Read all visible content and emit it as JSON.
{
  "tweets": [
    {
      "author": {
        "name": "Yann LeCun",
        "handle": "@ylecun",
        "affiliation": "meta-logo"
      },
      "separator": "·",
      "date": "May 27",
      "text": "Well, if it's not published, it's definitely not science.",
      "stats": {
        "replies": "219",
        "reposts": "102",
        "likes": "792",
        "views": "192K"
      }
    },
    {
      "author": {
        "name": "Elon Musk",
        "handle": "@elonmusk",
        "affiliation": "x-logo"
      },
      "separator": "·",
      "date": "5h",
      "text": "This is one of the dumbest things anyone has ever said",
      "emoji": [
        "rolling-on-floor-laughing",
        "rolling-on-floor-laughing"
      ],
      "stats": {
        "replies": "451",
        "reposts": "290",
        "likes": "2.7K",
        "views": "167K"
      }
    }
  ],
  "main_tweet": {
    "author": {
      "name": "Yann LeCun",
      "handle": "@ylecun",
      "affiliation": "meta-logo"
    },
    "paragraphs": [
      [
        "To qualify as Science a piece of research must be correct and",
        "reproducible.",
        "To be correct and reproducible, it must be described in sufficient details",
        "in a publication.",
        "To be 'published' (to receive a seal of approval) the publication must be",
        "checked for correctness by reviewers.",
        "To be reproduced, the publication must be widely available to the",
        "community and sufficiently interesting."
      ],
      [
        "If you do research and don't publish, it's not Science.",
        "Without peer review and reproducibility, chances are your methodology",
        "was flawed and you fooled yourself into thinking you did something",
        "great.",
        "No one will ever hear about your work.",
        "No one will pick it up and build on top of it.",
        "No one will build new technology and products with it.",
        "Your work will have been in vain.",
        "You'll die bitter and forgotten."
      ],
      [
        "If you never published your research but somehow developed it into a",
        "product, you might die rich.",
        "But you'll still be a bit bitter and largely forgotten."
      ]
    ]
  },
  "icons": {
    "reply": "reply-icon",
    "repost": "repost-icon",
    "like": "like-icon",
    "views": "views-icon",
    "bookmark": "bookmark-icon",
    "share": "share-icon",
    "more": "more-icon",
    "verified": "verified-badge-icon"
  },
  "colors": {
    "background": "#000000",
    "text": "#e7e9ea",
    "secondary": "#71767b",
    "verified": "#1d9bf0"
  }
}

§ Task prompt
Reproduce each entry above exactly, keeping every word.

§ Solution
Read all visible content and emit it as JSON.
{
  "tweets": [
    {
      "author": {
        "name": "Yann LeCun",
        "handle": "@ylecun",
        "affiliation": "meta-logo"
      },
      "separator": "·",
      "date": "May 27",
      "text": "Well, if it's not published, it's definitely not science.",
      "stats": {
        "replies": "219",
        "reposts": "102",
        "likes": "792",
        "views": "192K"
      }
    },
    {
      "author": {
        "name": "Elon Musk",
        "handle": "@elonmusk",
        "affiliation": "x-logo"
      },
      "separator": "·",
      "date": "5h",
      "text": "This is one of the dumbest things anyone has ever said",
      "emoji": [
        "rolling-on-floor-laughing",
        "rolling-on-floor-laughing"
      ],
      "stats": {
        "replies": "451",
        "reposts": "290",
        "likes": "2.7K",
        "views": "167K"
      }
    }
  ],
  "main_tweet": {
    "author": {
      "name": "Yann LeCun",
      "handle": "@ylecun",
      "affiliation": "meta-logo"
    },
    "paragraphs": [
      [
        "To qualify as Science a piece of research must be correct and",
        "reproducible.",
        "To be correct and reproducible, it must be described in sufficient details",
        "in a publication.",
        "To be 'published' (to receive a seal of approval) the publication must be",
        "checked for correctness by reviewers.",
        "To be reproduced, the publication must be widely available to the",
        "community and sufficiently interesting."
      ],
      [
        "If you do research and don't publish, it's not Science.",
        "Without peer review and reproducibility, chances are your methodology",
        "was flawed and you fooled yourself into thinking you did something",
        "great.",
        "No one will ever hear about your work.",
        "No one will pick it up and build on top of it.",
        "No one will build new technology and products with it.",
        "Your work will have been in vain.",
        "You'll die bitter and forgotten."
      ],
      [
        "If you never published your research but somehow developed it into a",
        "product, you might die rich.",
        "But you'll still be a bit bitter and largely forgotten."
      ]
    ]
  },
  "icons": {
    "reply": "reply-icon",
    "repost": "repost-icon",
    "like": "like-icon",
    "views": "views-icon",
    "bookmark": "bookmark-icon",
    "share": "share-icon",
    "more": "more-icon",
    "verified": "verified-badge-icon"
  },
  "colors": {
    "background": "#000000",
    "text": "#e7e9ea",
    "secondary": "#71767b",
    "verified": "#1d9bf0"
  }
}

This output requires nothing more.